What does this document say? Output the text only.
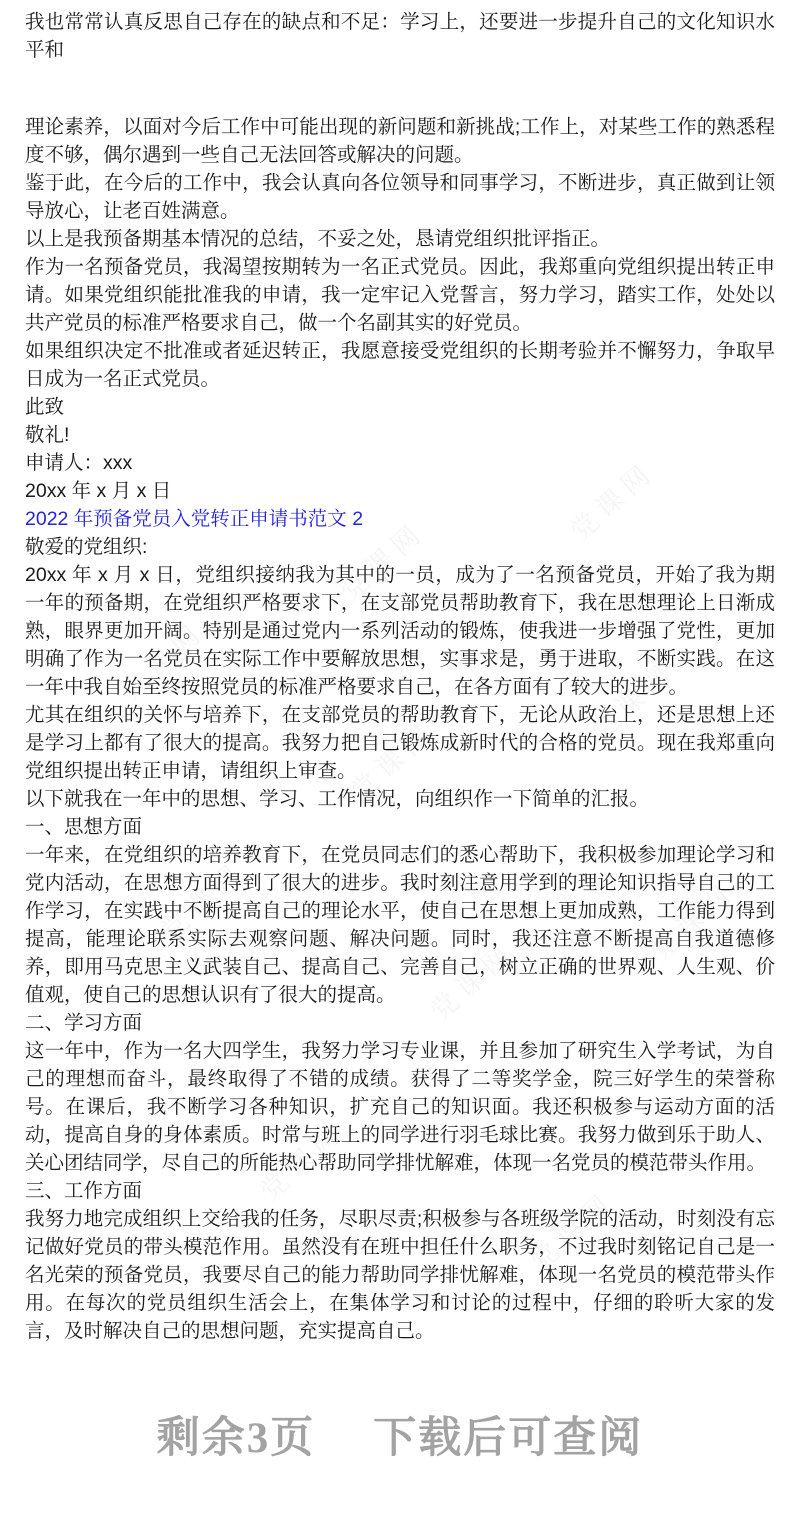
党课网
党课网
党课网
党课网
党课网
党课网
党课网
党课网
党课网
党课网

我也常常认真反思自己存在的缺点和不足：学习上，还要进一步提升自己的文化知识水平和

理论素养，以面对今后工作中可能出现的新问题和新挑战;工作上，对某些工作的熟悉程度不够，偶尔遇到一些自己无法回答或解决的问题。

鉴于此，在今后的工作中，我会认真向各位领导和同事学习，不断进步，真正做到让领导放心，让老百姓满意。

以上是我预备期基本情况的总结，不妥之处，恳请党组织批评指正。

作为一名预备党员，我渴望按期转为一名正式党员。因此，我郑重向党组织提出转正申请。如果党组织能批准我的申请，我一定牢记入党誓言，努力学习，踏实工作，处处以共产党员的标准严格要求自己，做一个名副其实的好党员。

如果组织决定不批准或者延迟转正，我愿意接受党组织的长期考验并不懈努力，争取早日成为一名正式党员。

此致

敬礼!

申请人：xxx

20xx 年 x 月 x 日

2022 年预备党员入党转正申请书范文 2

敬爱的党组织:

20xx 年 x 月 x 日，党组织接纳我为其中的一员，成为了一名预备党员，开始了我为期一年的预备期，在党组织严格要求下，在支部党员帮助教育下，我在思想理论上日渐成熟，眼界更加开阔。特别是通过党内一系列活动的锻炼，使我进一步增强了党性，更加明确了作为一名党员在实际工作中要解放思想，实事求是，勇于进取，不断实践。在这一年中我自始至终按照党员的标准严格要求自己，在各方面有了较大的进步。

尤其在组织的关怀与培养下，在支部党员的帮助教育下，无论从政治上，还是思想上还是学习上都有了很大的提高。我努力把自己锻炼成新时代的合格的党员。现在我郑重向党组织提出转正申请，请组织上审查。

以下就我在一年中的思想、学习、工作情况，向组织作一下简单的汇报。

一、思想方面

一年来，在党组织的培养教育下，在党员同志们的悉心帮助下，我积极参加理论学习和党内活动，在思想方面得到了很大的进步。我时刻注意用学到的理论知识指导自己的工作学习，在实践中不断提高自己的理论水平，使自己在思想上更加成熟，工作能力得到提高，能理论联系实际去观察问题、解决问题。同时，我还注意不断提高自我道德修养，即用马克思主义武装自己、提高自己、完善自己，树立正确的世界观、人生观、价值观，使自己的思想认识有了很大的提高。

二、学习方面

这一年中，作为一名大四学生，我努力学习专业课，并且参加了研究生入学考试，为自己的理想而奋斗，最终取得了不错的成绩。获得了二等奖学金，院三好学生的荣誉称号。在课后，我不断学习各种知识，扩充自己的知识面。我还积极参与运动方面的活动，提高自身的身体素质。时常与班上的同学进行羽毛球比赛。我努力做到乐于助人、关心团结同学，尽自己的所能热心帮助同学排忧解难，体现一名党员的模范带头作用。

三、工作方面

我努力地完成组织上交给我的任务，尽职尽责;积极参与各班级学院的活动，时刻没有忘记做好党员的带头模范作用。虽然没有在班中担任什么职务，不过我时刻铭记自己是一名光荣的预备党员，我要尽自己的能力帮助同学排忧解难，体现一名党员的模范带头作用。在每次的党员组织生活会上，在集体学习和讨论的过程中，仔细的聆听大家的发言，及时解决自己的思想问题，充实提高自己。

剩余3页 下载后可查阅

= = = = = = =

Requirements –
Copy out all the data without changing anything, and drop the pictures.

Task answer –
What does this document say? Output the text only.
党课网
党课网
党课网
党课网
党课网
党课网
党课网
党课网
党课网
党课网

我也常常认真反思自己存在的缺点和不足：学习上，还要进一步提升自己的文化知识水平和

理论素养，以面对今后工作中可能出现的新问题和新挑战;工作上，对某些工作的熟悉程度不够，偶尔遇到一些自己无法回答或解决的问题。

鉴于此，在今后的工作中，我会认真向各位领导和同事学习，不断进步，真正做到让领导放心，让老百姓满意。

以上是我预备期基本情况的总结，不妥之处，恳请党组织批评指正。

作为一名预备党员，我渴望按期转为一名正式党员。因此，我郑重向党组织提出转正申请。如果党组织能批准我的申请，我一定牢记入党誓言，努力学习，踏实工作，处处以共产党员的标准严格要求自己，做一个名副其实的好党员。

如果组织决定不批准或者延迟转正，我愿意接受党组织的长期考验并不懈努力，争取早日成为一名正式党员。

此致

敬礼!

申请人：xxx

20xx 年 x 月 x 日

2022 年预备党员入党转正申请书范文 2

敬爱的党组织:

20xx 年 x 月 x 日，党组织接纳我为其中的一员，成为了一名预备党员，开始了我为期一年的预备期，在党组织严格要求下，在支部党员帮助教育下，我在思想理论上日渐成熟，眼界更加开阔。特别是通过党内一系列活动的锻炼，使我进一步增强了党性，更加明确了作为一名党员在实际工作中要解放思想，实事求是，勇于进取，不断实践。在这一年中我自始至终按照党员的标准严格要求自己，在各方面有了较大的进步。

尤其在组织的关怀与培养下，在支部党员的帮助教育下，无论从政治上，还是思想上还是学习上都有了很大的提高。我努力把自己锻炼成新时代的合格的党员。现在我郑重向党组织提出转正申请，请组织上审查。

以下就我在一年中的思想、学习、工作情况，向组织作一下简单的汇报。

一、思想方面

一年来，在党组织的培养教育下，在党员同志们的悉心帮助下，我积极参加理论学习和党内活动，在思想方面得到了很大的进步。我时刻注意用学到的理论知识指导自己的工作学习，在实践中不断提高自己的理论水平，使自己在思想上更加成熟，工作能力得到提高，能理论联系实际去观察问题、解决问题。同时，我还注意不断提高自我道德修养，即用马克思主义武装自己、提高自己、完善自己，树立正确的世界观、人生观、价值观，使自己的思想认识有了很大的提高。

二、学习方面

这一年中，作为一名大四学生，我努力学习专业课，并且参加了研究生入学考试，为自己的理想而奋斗，最终取得了不错的成绩。获得了二等奖学金，院三好学生的荣誉称号。在课后，我不断学习各种知识，扩充自己的知识面。我还积极参与运动方面的活动，提高自身的身体素质。时常与班上的同学进行羽毛球比赛。我努力做到乐于助人、关心团结同学，尽自己的所能热心帮助同学排忧解难，体现一名党员的模范带头作用。

三、工作方面

我努力地完成组织上交给我的任务，尽职尽责;积极参与各班级学院的活动，时刻没有忘记做好党员的带头模范作用。虽然没有在班中担任什么职务，不过我时刻铭记自己是一名光荣的预备党员，我要尽自己的能力帮助同学排忧解难，体现一名党员的模范带头作用。在每次的党员组织生活会上，在集体学习和讨论的过程中，仔细的聆听大家的发言，及时解决自己的思想问题，充实提高自己。

剩余3页 下载后可查阅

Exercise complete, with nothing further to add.